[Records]
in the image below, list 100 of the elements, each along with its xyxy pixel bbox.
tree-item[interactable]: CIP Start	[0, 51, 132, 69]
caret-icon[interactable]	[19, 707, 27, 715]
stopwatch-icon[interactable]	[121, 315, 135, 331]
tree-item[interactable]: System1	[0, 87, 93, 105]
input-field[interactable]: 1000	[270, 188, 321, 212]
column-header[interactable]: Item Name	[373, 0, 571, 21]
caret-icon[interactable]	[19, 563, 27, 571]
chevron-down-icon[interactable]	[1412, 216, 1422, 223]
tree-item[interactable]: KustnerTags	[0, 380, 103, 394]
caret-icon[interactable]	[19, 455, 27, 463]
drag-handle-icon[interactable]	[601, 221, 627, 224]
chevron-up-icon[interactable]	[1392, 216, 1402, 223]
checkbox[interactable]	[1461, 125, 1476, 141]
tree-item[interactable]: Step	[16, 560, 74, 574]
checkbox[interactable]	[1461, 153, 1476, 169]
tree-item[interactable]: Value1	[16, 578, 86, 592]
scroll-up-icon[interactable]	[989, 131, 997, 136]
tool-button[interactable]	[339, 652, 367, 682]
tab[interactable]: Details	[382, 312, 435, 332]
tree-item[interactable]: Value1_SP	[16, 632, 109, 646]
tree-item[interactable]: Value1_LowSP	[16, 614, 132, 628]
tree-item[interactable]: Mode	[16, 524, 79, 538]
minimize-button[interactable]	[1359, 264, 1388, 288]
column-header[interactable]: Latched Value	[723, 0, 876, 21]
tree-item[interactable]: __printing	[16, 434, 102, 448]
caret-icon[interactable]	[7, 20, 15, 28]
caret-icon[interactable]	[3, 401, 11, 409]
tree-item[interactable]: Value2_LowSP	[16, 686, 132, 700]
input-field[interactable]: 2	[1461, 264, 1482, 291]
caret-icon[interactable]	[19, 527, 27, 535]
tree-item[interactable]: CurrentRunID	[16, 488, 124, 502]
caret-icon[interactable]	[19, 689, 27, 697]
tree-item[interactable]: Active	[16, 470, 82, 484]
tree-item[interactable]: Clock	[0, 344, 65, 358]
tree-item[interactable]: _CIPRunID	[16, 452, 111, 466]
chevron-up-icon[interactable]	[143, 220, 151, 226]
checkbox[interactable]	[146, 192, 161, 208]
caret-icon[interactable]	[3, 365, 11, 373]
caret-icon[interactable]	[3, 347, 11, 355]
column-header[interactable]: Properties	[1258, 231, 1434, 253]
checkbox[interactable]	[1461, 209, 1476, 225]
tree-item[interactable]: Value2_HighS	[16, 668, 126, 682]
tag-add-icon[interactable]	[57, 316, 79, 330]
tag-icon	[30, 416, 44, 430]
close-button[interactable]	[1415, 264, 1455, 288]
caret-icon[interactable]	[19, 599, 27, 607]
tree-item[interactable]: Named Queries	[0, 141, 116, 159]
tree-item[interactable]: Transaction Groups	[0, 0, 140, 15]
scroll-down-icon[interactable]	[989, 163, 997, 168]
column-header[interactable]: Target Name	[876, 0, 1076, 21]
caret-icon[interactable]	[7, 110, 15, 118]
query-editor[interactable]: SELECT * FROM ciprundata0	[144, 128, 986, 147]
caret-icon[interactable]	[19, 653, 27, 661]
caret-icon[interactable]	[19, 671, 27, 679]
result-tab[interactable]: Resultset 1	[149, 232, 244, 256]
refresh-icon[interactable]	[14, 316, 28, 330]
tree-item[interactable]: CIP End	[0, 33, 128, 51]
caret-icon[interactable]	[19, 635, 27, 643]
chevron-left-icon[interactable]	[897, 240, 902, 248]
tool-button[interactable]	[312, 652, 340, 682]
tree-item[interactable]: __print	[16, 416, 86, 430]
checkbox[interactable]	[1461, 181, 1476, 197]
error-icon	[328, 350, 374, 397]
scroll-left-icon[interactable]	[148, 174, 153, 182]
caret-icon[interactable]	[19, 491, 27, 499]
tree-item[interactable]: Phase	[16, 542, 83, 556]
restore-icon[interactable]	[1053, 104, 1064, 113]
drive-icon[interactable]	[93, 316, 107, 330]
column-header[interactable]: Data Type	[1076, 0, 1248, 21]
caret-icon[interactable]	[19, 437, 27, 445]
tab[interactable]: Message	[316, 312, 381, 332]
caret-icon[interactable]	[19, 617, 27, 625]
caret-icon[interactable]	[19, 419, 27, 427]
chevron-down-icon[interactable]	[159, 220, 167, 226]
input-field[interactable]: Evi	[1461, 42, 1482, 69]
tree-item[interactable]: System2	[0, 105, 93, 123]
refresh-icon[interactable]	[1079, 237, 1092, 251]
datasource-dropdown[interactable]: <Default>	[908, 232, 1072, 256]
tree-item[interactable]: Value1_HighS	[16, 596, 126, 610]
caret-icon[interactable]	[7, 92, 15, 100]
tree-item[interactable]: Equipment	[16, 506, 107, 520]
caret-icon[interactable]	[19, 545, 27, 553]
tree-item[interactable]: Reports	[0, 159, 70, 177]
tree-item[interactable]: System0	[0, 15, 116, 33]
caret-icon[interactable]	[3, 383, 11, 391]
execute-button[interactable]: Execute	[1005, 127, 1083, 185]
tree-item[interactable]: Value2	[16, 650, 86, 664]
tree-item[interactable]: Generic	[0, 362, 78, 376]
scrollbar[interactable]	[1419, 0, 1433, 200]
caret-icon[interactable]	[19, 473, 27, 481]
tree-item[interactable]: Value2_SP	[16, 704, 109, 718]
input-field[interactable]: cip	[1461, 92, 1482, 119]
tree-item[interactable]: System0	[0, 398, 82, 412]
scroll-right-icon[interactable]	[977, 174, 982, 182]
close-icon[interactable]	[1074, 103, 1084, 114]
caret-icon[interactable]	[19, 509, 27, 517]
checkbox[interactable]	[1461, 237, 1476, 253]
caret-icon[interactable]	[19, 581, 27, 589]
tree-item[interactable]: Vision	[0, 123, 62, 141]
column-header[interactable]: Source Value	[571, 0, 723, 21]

-- Problem requirements --
Reproduce all the records above line for line, without changing anything.

-- Result --
in the image below, list 100 of the elements, each along with its xyxy pixel bbox.
tree-item[interactable]: CIP Start	[0, 51, 132, 69]
caret-icon[interactable]	[19, 707, 27, 715]
stopwatch-icon[interactable]	[121, 315, 135, 331]
tree-item[interactable]: System1	[0, 87, 93, 105]
input-field[interactable]: 1000	[270, 188, 321, 212]
column-header[interactable]: Item Name	[373, 0, 571, 21]
caret-icon[interactable]	[19, 563, 27, 571]
chevron-down-icon[interactable]	[1412, 216, 1422, 223]
tree-item[interactable]: KustnerTags	[0, 380, 103, 394]
caret-icon[interactable]	[19, 455, 27, 463]
drag-handle-icon[interactable]	[601, 221, 627, 224]
chevron-up-icon[interactable]	[1392, 216, 1402, 223]
checkbox[interactable]	[1461, 125, 1476, 141]
tree-item[interactable]: Step	[16, 560, 74, 574]
checkbox[interactable]	[1461, 153, 1476, 169]
tree-item[interactable]: Value1	[16, 578, 86, 592]
scroll-up-icon[interactable]	[989, 131, 997, 136]
tool-button[interactable]	[339, 652, 367, 682]
tab[interactable]: Details	[382, 312, 435, 332]
tree-item[interactable]: Value1_SP	[16, 632, 109, 646]
tree-item[interactable]: Value1_LowSP	[16, 614, 132, 628]
tree-item[interactable]: Mode	[16, 524, 79, 538]
minimize-button[interactable]	[1359, 264, 1388, 288]
column-header[interactable]: Latched Value	[723, 0, 876, 21]
tree-item[interactable]: __printing	[16, 434, 102, 448]
caret-icon[interactable]	[7, 20, 15, 28]
caret-icon[interactable]	[3, 401, 11, 409]
tree-item[interactable]: Value2_LowSP	[16, 686, 132, 700]
input-field[interactable]: 2	[1461, 264, 1482, 291]
caret-icon[interactable]	[19, 527, 27, 535]
tree-item[interactable]: CurrentRunID	[16, 488, 124, 502]
caret-icon[interactable]	[19, 689, 27, 697]
tree-item[interactable]: Active	[16, 470, 82, 484]
tree-item[interactable]: Clock	[0, 344, 65, 358]
tree-item[interactable]: _CIPRunID	[16, 452, 111, 466]
chevron-up-icon[interactable]	[143, 220, 151, 226]
checkbox[interactable]	[146, 192, 161, 208]
caret-icon[interactable]	[3, 365, 11, 373]
caret-icon[interactable]	[3, 347, 11, 355]
column-header[interactable]: Properties	[1258, 231, 1434, 253]
checkbox[interactable]	[1461, 209, 1476, 225]
tree-item[interactable]: Value2_HighS	[16, 668, 126, 682]
tag-add-icon[interactable]	[57, 316, 79, 330]
tag-icon	[30, 416, 44, 430]
close-button[interactable]	[1415, 264, 1455, 288]
caret-icon[interactable]	[19, 599, 27, 607]
tree-item[interactable]: Named Queries	[0, 141, 116, 159]
tree-item[interactable]: Transaction Groups	[0, 0, 140, 15]
scroll-down-icon[interactable]	[989, 163, 997, 168]
column-header[interactable]: Target Name	[876, 0, 1076, 21]
caret-icon[interactable]	[7, 110, 15, 118]
query-editor[interactable]: SELECT * FROM ciprundata0	[144, 128, 986, 147]
caret-icon[interactable]	[19, 653, 27, 661]
caret-icon[interactable]	[19, 671, 27, 679]
result-tab[interactable]: Resultset 1	[149, 232, 244, 256]
refresh-icon[interactable]	[14, 316, 28, 330]
tree-item[interactable]: CIP End	[0, 33, 128, 51]
caret-icon[interactable]	[19, 635, 27, 643]
chevron-left-icon[interactable]	[897, 240, 902, 248]
tool-button[interactable]	[312, 652, 340, 682]
tree-item[interactable]: __print	[16, 416, 86, 430]
checkbox[interactable]	[1461, 181, 1476, 197]
error-icon	[328, 350, 374, 397]
scroll-left-icon[interactable]	[148, 174, 153, 182]
caret-icon[interactable]	[19, 491, 27, 499]
tree-item[interactable]: Phase	[16, 542, 83, 556]
restore-icon[interactable]	[1053, 104, 1064, 113]
drive-icon[interactable]	[93, 316, 107, 330]
column-header[interactable]: Data Type	[1076, 0, 1248, 21]
caret-icon[interactable]	[19, 437, 27, 445]
tab[interactable]: Message	[316, 312, 381, 332]
caret-icon[interactable]	[19, 617, 27, 625]
caret-icon[interactable]	[19, 419, 27, 427]
chevron-down-icon[interactable]	[159, 220, 167, 226]
input-field[interactable]: Evi	[1461, 42, 1482, 69]
tree-item[interactable]: System2	[0, 105, 93, 123]
refresh-icon[interactable]	[1079, 237, 1092, 251]
datasource-dropdown[interactable]: <Default>	[908, 232, 1072, 256]
tree-item[interactable]: Value1_HighS	[16, 596, 126, 610]
caret-icon[interactable]	[7, 92, 15, 100]
tree-item[interactable]: Equipment	[16, 506, 107, 520]
caret-icon[interactable]	[19, 545, 27, 553]
tree-item[interactable]: Reports	[0, 159, 70, 177]
tree-item[interactable]: System0	[0, 15, 116, 33]
caret-icon[interactable]	[3, 383, 11, 391]
execute-button[interactable]: Execute	[1005, 127, 1083, 185]
tree-item[interactable]: Value2	[16, 650, 86, 664]
tree-item[interactable]: Generic	[0, 362, 78, 376]
scrollbar[interactable]	[1419, 0, 1433, 200]
caret-icon[interactable]	[19, 473, 27, 481]
tree-item[interactable]: Value2_SP	[16, 704, 109, 718]
input-field[interactable]: cip	[1461, 92, 1482, 119]
tree-item[interactable]: System0	[0, 398, 82, 412]
scroll-right-icon[interactable]	[977, 174, 982, 182]
close-icon[interactable]	[1074, 103, 1084, 114]
caret-icon[interactable]	[19, 509, 27, 517]
checkbox[interactable]	[1461, 237, 1476, 253]
caret-icon[interactable]	[19, 581, 27, 589]
tree-item[interactable]: Vision	[0, 123, 62, 141]
column-header[interactable]: Source Value	[571, 0, 723, 21]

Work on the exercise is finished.